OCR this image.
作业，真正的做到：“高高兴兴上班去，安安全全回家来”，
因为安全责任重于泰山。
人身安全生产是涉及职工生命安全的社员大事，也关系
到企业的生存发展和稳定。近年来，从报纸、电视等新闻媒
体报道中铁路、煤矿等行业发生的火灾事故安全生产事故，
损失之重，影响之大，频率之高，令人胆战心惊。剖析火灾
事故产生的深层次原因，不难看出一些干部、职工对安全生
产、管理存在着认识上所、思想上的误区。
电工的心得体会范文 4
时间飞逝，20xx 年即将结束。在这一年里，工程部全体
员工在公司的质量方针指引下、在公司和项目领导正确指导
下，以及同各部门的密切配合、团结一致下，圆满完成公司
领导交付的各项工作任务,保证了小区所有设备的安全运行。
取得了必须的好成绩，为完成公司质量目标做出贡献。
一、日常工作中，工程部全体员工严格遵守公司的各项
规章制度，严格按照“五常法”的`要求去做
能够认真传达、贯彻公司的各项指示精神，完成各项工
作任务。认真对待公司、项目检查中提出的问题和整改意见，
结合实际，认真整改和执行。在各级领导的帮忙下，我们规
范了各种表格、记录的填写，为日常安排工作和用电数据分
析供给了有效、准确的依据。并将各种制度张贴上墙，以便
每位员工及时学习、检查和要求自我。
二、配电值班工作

(Task brief)
Your task is to transcribe the material exactly.

(Worked solution)
OCR this image.
作业，真正的做到：“高高兴兴上班去，安安全全回家来”，
因为安全责任重于泰山。
人身安全生产是涉及职工生命安全的社员大事，也关系
到企业的生存发展和稳定。近年来，从报纸、电视等新闻媒
体报道中铁路、煤矿等行业发生的火灾事故安全生产事故，
损失之重，影响之大，频率之高，令人胆战心惊。剖析火灾
事故产生的深层次原因，不难看出一些干部、职工对安全生
产、管理存在着认识上所、思想上的误区。
电工的心得体会范文 4
时间飞逝，20xx 年即将结束。在这一年里，工程部全体
员工在公司的质量方针指引下、在公司和项目领导正确指导
下，以及同各部门的密切配合、团结一致下，圆满完成公司
领导交付的各项工作任务,保证了小区所有设备的安全运行。
取得了必须的好成绩，为完成公司质量目标做出贡献。
一、日常工作中，工程部全体员工严格遵守公司的各项
规章制度，严格按照“五常法”的`要求去做
能够认真传达、贯彻公司的各项指示精神，完成各项工
作任务。认真对待公司、项目检查中提出的问题和整改意见，
结合实际，认真整改和执行。在各级领导的帮忙下，我们规
范了各种表格、记录的填写，为日常安排工作和用电数据分
析供给了有效、准确的依据。并将各种制度张贴上墙，以便
每位员工及时学习、检查和要求自我。
二、配电值班工作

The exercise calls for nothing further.